# SELECTION:
* * *

Each Ghidra plugin instance runs in the context of a single program, so all resources are relative to the current program. The program's details are available through the GET /info and GET /program endpoints.

1. Project

Represents the current Ghidra project, which is a container for programs.

GET /project: Get details about the current project (e.g., location, list of open programs within it via links).

2. Program

Represents the current binary loaded in Ghidra.

GET /program: Get metadata for the current program (e.g., name, architecture, memory layout, analysis status).

// Example Response Fragment for GET /program
"result": {
  "programId": "myproject:/path/to/mybinary.exe",
  "name": "mybinary.exe",
  "isOpen": true,
  "languageId": "x86:LE:64:default",
  "compilerSpecId": "gcc",
  "imageBase": "0x400000",
  "memorySize": 1048576,
  "analysisComplete": true
},
"_links": {
  "self": { "href": "/program" },
  "project": { "href": "/project" },
  "functions": { "href": "/functions" },
  "symbols": { "href": "/symbols" },
  "data": { "href": "/data" },
  "segments": { "href": "/segments" },
  "memory": { "href": "/memory" },
  "xrefs": { "href": "/xrefs" },
  "analysis": { "href": "/analysis" }
}

3. Current Location

Provides information about the current cursor position and function in Ghidra's CodeBrowser.

GET /address: Get the current cursor position.

// Example Response
"result": {
  "address": "0x401000",
  "program": "mybinary.exe"
},
"_links": {
  "self": { "href": "/address" },
  "program": { "href": "/program" },
  "memory": { "href": "/memory/0x401000?length=16" },
  "function": { "href": "/functions/0x401000" },
  "decompile": { "href": "/functions/0x401000/decompile" }
}

GET /function: Get information about the function at the current cursor position.

// Example Response
"result": {
  "name": "main",
  "address": "0x401000",
  "signature": "int main(int argc, char** argv)",
  "size": 256
},
"_links": {
  "self": { "href": "/function" },
  "program": { "href": "/program" },
  "function": { "href": "/functions/0x401000" },
  "decompile": { "href": "/functions/0x401000/decompile" },
  "disassembly": { "href": "/functions/0x401000/disassembly" },
  "variables": { "href": "/functions/0x401000/variables" },
  "xrefs": { "href": "/xrefs?to_addr=0x401000" }
}

4. Functions

Represents functions within the current program.

* * *

# MATERIAL SHOWN:
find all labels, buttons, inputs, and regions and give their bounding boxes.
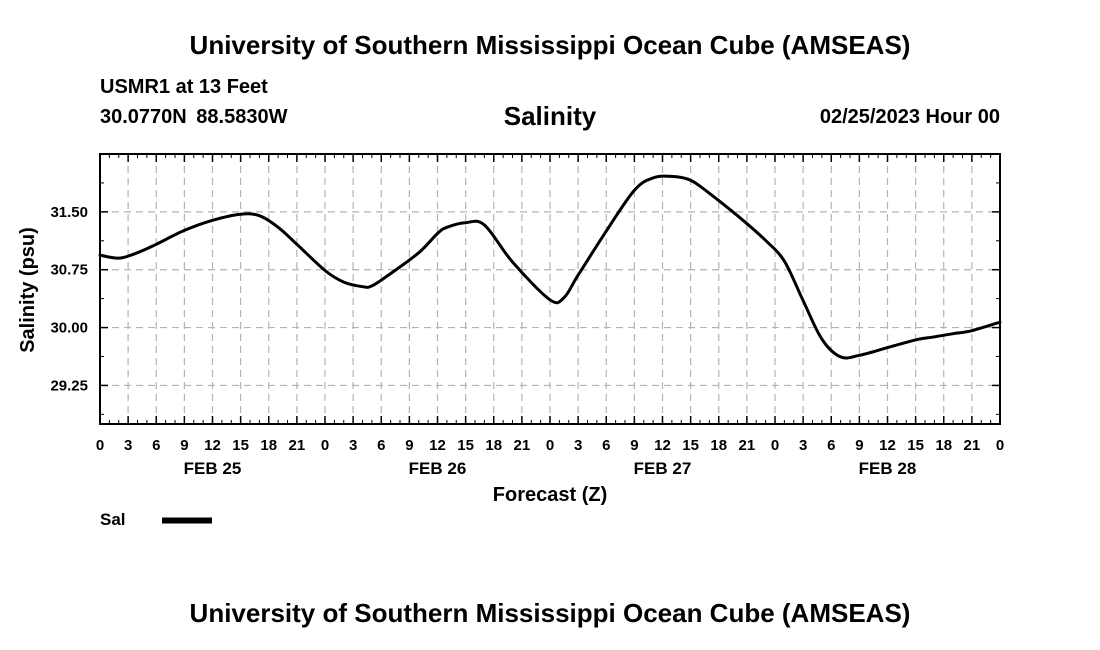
day-label: FEB 26 [409, 459, 467, 478]
x-tick-label: 6 [827, 437, 835, 454]
x-tick-label: 9 [630, 437, 638, 454]
x-axis-title: Forecast (Z) [493, 484, 607, 506]
x-tick-label: 15 [232, 437, 249, 454]
x-tick-label: 21 [289, 437, 306, 454]
x-tick-label: 6 [152, 437, 160, 454]
x-tick-label: 3 [574, 437, 582, 454]
x-tick-label: 9 [180, 437, 188, 454]
x-tick-label: 15 [682, 437, 699, 454]
x-tick-label: 12 [654, 437, 671, 454]
y-tick-label: 30.00 [50, 320, 88, 337]
x-tick-label: 12 [879, 437, 896, 454]
grid-lines [100, 154, 1000, 424]
series-line-salinity [98, 174, 1002, 360]
x-tick-label: 3 [799, 437, 807, 454]
axis-ticks [99, 153, 1001, 424]
x-tick-label: 15 [907, 437, 924, 454]
x-tick-label: 12 [204, 437, 221, 454]
x-tick-label: 21 [964, 437, 981, 454]
x-tick-label: 9 [855, 437, 863, 454]
x-tick-label: 0 [96, 437, 104, 454]
x-tick-label: 21 [514, 437, 531, 454]
x-tick-label: 18 [935, 437, 952, 454]
coordinates-label: 30.0770N 88.5830W [100, 106, 288, 128]
y-tick-label: 31.50 [50, 204, 88, 221]
x-tick-label: 0 [321, 437, 329, 454]
legend-label: Sal [100, 510, 126, 529]
legend: Sal [100, 510, 212, 529]
footer-title: University of Southern Mississippi Ocean… [189, 598, 911, 628]
y-tick-label: 30.75 [50, 262, 88, 279]
series-group [98, 174, 1002, 360]
x-tick-label: 15 [457, 437, 474, 454]
x-tick-label: 12 [429, 437, 446, 454]
x-tick-label: 6 [602, 437, 610, 454]
x-tick-label: 3 [124, 437, 132, 454]
page-title: University of Southern Mississippi Ocean… [189, 30, 911, 60]
x-tick-label: 18 [260, 437, 277, 454]
forecast-datetime: 02/25/2023 Hour 00 [819, 106, 1000, 128]
axis-labels: 0 3 6 9 12 15 18 21 0 3 6 9 12 15 18 21 0 3 6 9 12 15 18 21 0 3 6 9… [50, 204, 1004, 478]
y-tick-label: 29.25 [50, 377, 88, 394]
chart-title: Salinity [503, 101, 597, 131]
y-axis-title: Salinity (psu) [17, 227, 39, 353]
day-label: FEB 25 [184, 459, 242, 478]
day-label: FEB 28 [859, 459, 917, 478]
x-tick-label: 21 [739, 437, 756, 454]
x-tick-label: 3 [349, 437, 357, 454]
x-tick-label: 0 [546, 437, 554, 454]
x-tick-label: 9 [405, 437, 413, 454]
x-tick-label: 0 [771, 437, 779, 454]
x-tick-label: 18 [710, 437, 727, 454]
x-tick-label: 6 [377, 437, 385, 454]
x-tick-label: 18 [485, 437, 502, 454]
x-tick-label: 0 [996, 437, 1004, 454]
station-label: USMR1 at 13 Feet [100, 76, 268, 98]
day-label: FEB 27 [634, 459, 692, 478]
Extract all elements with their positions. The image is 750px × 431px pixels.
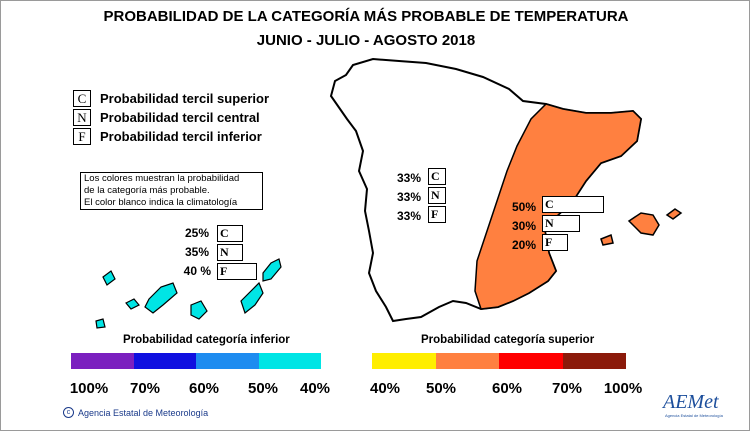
- legend-label: Probabilidad tercil inferior: [100, 128, 262, 144]
- scale-tick: 60%: [188, 380, 220, 397]
- copyright-icon: c: [63, 407, 74, 418]
- oeste-f-box: F: [428, 206, 446, 223]
- scale-tick: 70%: [551, 380, 583, 397]
- color-swatch: [196, 353, 259, 369]
- legend-letter-box: F: [73, 127, 91, 145]
- canarias-c-box: C: [217, 225, 243, 242]
- mallorca-shape: [627, 212, 660, 236]
- scale-superior-colorbar: [372, 353, 626, 369]
- note-line: de la categoría más probable.: [84, 185, 210, 196]
- scale-superior-title: Probabilidad categoría superior: [421, 334, 595, 346]
- scale-tick: 100%: [69, 380, 109, 397]
- canarias-c-percent: 25%: [184, 226, 209, 240]
- este-f-box: F: [542, 234, 568, 251]
- oeste-f-percent: 33%: [396, 209, 421, 223]
- canary-island-shape: [102, 270, 116, 286]
- este-c-percent: 50%: [511, 200, 536, 214]
- color-swatch: [499, 353, 563, 369]
- color-swatch: [71, 353, 134, 369]
- canary-island-shape: [95, 318, 106, 329]
- scale-tick: 60%: [491, 380, 523, 397]
- canarias-f-box: F: [217, 263, 257, 280]
- este-n-box: N: [542, 215, 580, 232]
- oeste-n-percent: 33%: [396, 190, 421, 204]
- color-swatch: [435, 353, 499, 369]
- scale-tick: 40%: [369, 380, 401, 397]
- scale-tick: 50%: [247, 380, 279, 397]
- scale-tick: 40%: [299, 380, 331, 397]
- aemet-logo: AEMet Agencia Estatal de Meteorología: [657, 389, 727, 419]
- explanation-note: Los colores muestran la probabilidad de …: [80, 172, 263, 210]
- agency-credit: c Agencia Estatal de Meteorología: [63, 407, 208, 418]
- oeste-c-percent: 33%: [396, 171, 421, 185]
- ibiza-shape: [600, 233, 614, 246]
- este-c-box: C: [542, 196, 604, 213]
- legend-label: Probabilidad tercil central: [100, 109, 260, 125]
- map-subtitle: JUNIO - JULIO - AGOSTO 2018: [256, 32, 476, 49]
- scale-tick: 70%: [129, 380, 161, 397]
- legend-row-lower: F Probabilidad tercil inferior: [73, 127, 262, 145]
- scale-inferior-title: Probabilidad categoría inferior: [123, 334, 290, 346]
- logo-tagline: Agencia Estatal de Meteorología: [665, 413, 723, 418]
- canary-island-shape: [125, 298, 140, 310]
- este-f-percent: 20%: [511, 238, 536, 252]
- logo-text: AEMet: [663, 391, 719, 413]
- canary-island-shape: [190, 300, 208, 320]
- note-line: El color blanco indica la climatología: [84, 197, 238, 208]
- legend-label: Probabilidad tercil superior: [100, 90, 270, 106]
- canarias-n-percent: 35%: [184, 245, 209, 259]
- canarias-f-percent: 40 %: [183, 264, 211, 278]
- canarias-n-box: N: [217, 244, 243, 261]
- scale-tick: 100%: [603, 380, 643, 397]
- color-swatch: [258, 353, 321, 369]
- canary-island-shape: [262, 258, 282, 282]
- legend-letter-box: N: [73, 108, 91, 126]
- agency-name: Agencia Estatal de Meteorología: [78, 407, 209, 418]
- color-swatch: [133, 353, 196, 369]
- oeste-n-box: N: [428, 187, 446, 204]
- color-swatch: [372, 353, 436, 369]
- map-title: PROBABILIDAD DE LA CATEGORÍA MÁS PROBABL…: [103, 8, 629, 25]
- menorca-shape: [665, 208, 683, 220]
- este-n-percent: 30%: [511, 219, 536, 233]
- legend-row-central: N Probabilidad tercil central: [73, 108, 260, 126]
- color-swatch: [562, 353, 626, 369]
- canary-island-shape: [240, 281, 264, 315]
- scale-inferior-colorbar: [71, 353, 321, 369]
- scale-tick: 50%: [425, 380, 457, 397]
- legend-row-upper: C Probabilidad tercil superior: [73, 89, 269, 107]
- note-line: Los colores muestran la probabilidad: [84, 173, 240, 184]
- canary-island-shape: [144, 282, 178, 314]
- legend-letter-box: C: [73, 89, 91, 107]
- oeste-c-box: C: [428, 168, 446, 185]
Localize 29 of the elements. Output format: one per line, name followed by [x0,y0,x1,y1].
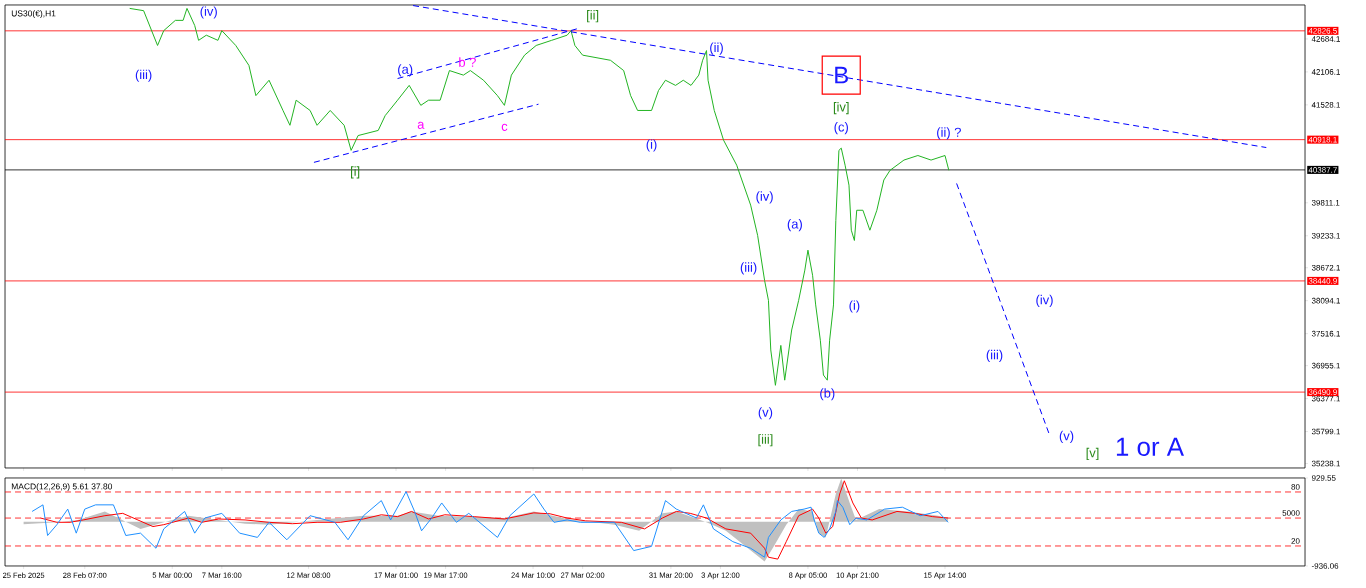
annotation: 1 or A [1116,437,1184,456]
text: US30(€),H1 [11,10,56,19]
annotation: B [835,66,848,84]
annotation: [iv] [833,102,849,115]
annotation: (a) [398,64,413,77]
annotation: [v] [1086,447,1099,460]
annotation: (ii) ? [937,127,961,140]
text: MACD(12,26,9) 5.61 37.80 [11,483,113,492]
annotation: b ? [459,57,476,67]
annotation: [ii] [587,10,599,23]
annotation: (c) [834,122,848,135]
annotation: (i) [849,300,860,313]
annotation: c [501,123,508,131]
annotation: (ii) [710,42,723,55]
annotation: [iii] [758,434,773,447]
annotation: (iii) [986,349,1003,362]
annotation: (iii) [740,262,757,275]
line-series [31,491,949,558]
annotation: (v) [758,407,773,420]
annotation: (i) [646,139,657,152]
annotation: (b) [820,388,835,401]
annotation: (iv) [1036,294,1053,307]
annotation: (iii) [135,69,152,82]
annotation: (v) [1059,430,1074,443]
annotation: (iv) [200,6,217,19]
annotation: (iv) [756,191,773,204]
annotation: a [417,121,425,129]
annotation: (a) [787,219,802,232]
annotation: [i] [351,166,360,179]
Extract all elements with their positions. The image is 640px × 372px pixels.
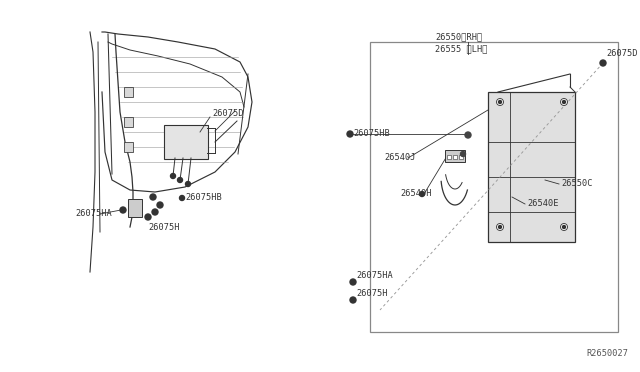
Text: 26075HB: 26075HB	[353, 129, 390, 138]
Circle shape	[561, 224, 568, 231]
Text: 26075HA: 26075HA	[356, 272, 393, 280]
Text: 26540E: 26540E	[527, 199, 559, 208]
Circle shape	[145, 214, 151, 220]
Circle shape	[186, 182, 191, 186]
Text: 26075HA: 26075HA	[75, 209, 112, 218]
Circle shape	[419, 192, 424, 196]
Text: R2650027: R2650027	[586, 349, 628, 358]
Text: 26540H: 26540H	[400, 189, 431, 199]
Circle shape	[600, 60, 606, 66]
Circle shape	[499, 100, 502, 103]
Text: 26075D: 26075D	[212, 109, 243, 119]
Bar	[370, 42, 618, 332]
Circle shape	[461, 151, 465, 157]
FancyBboxPatch shape	[164, 125, 208, 159]
Text: 26075H: 26075H	[148, 224, 179, 232]
Bar	[459, 155, 463, 159]
Text: 26075D: 26075D	[606, 49, 637, 58]
Bar	[124, 142, 133, 152]
Bar	[453, 155, 457, 159]
Bar	[445, 150, 465, 162]
Circle shape	[179, 196, 184, 201]
Circle shape	[563, 225, 566, 228]
Bar	[488, 92, 575, 242]
Circle shape	[170, 173, 175, 179]
Circle shape	[157, 202, 163, 208]
Bar	[128, 199, 142, 217]
Circle shape	[497, 99, 504, 106]
Text: 26540J: 26540J	[384, 154, 415, 163]
Circle shape	[120, 207, 126, 213]
Bar	[124, 87, 133, 97]
Bar	[447, 155, 451, 159]
Circle shape	[497, 224, 504, 231]
Text: 26550〈RH〉: 26550〈RH〉	[435, 32, 483, 42]
Circle shape	[150, 194, 156, 200]
Text: 26075HB: 26075HB	[185, 193, 221, 202]
Circle shape	[465, 132, 471, 138]
Text: 26075H: 26075H	[356, 289, 387, 298]
Circle shape	[350, 297, 356, 303]
Circle shape	[177, 177, 182, 183]
Circle shape	[152, 209, 158, 215]
Circle shape	[350, 279, 356, 285]
Bar	[124, 117, 133, 127]
Text: 26555 〈LH〉: 26555 〈LH〉	[435, 45, 488, 54]
Circle shape	[347, 131, 353, 137]
Circle shape	[499, 225, 502, 228]
Circle shape	[563, 100, 566, 103]
Circle shape	[561, 99, 568, 106]
Text: 26550C: 26550C	[561, 180, 593, 189]
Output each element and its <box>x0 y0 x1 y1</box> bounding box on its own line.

* * *

# GOAL OF THE EXERCISE:
Transcribe the part of the Ghidra API reference that begins at the words "Each Ghidra plugin" and stops after the words "GET /program endpoints.".

# EXERCISE RESULT:
Each Ghidra plugin instance runs in the context of a single program, so all resources are relative to the current program. The program's details are available through the GET /info and GET /program endpoints.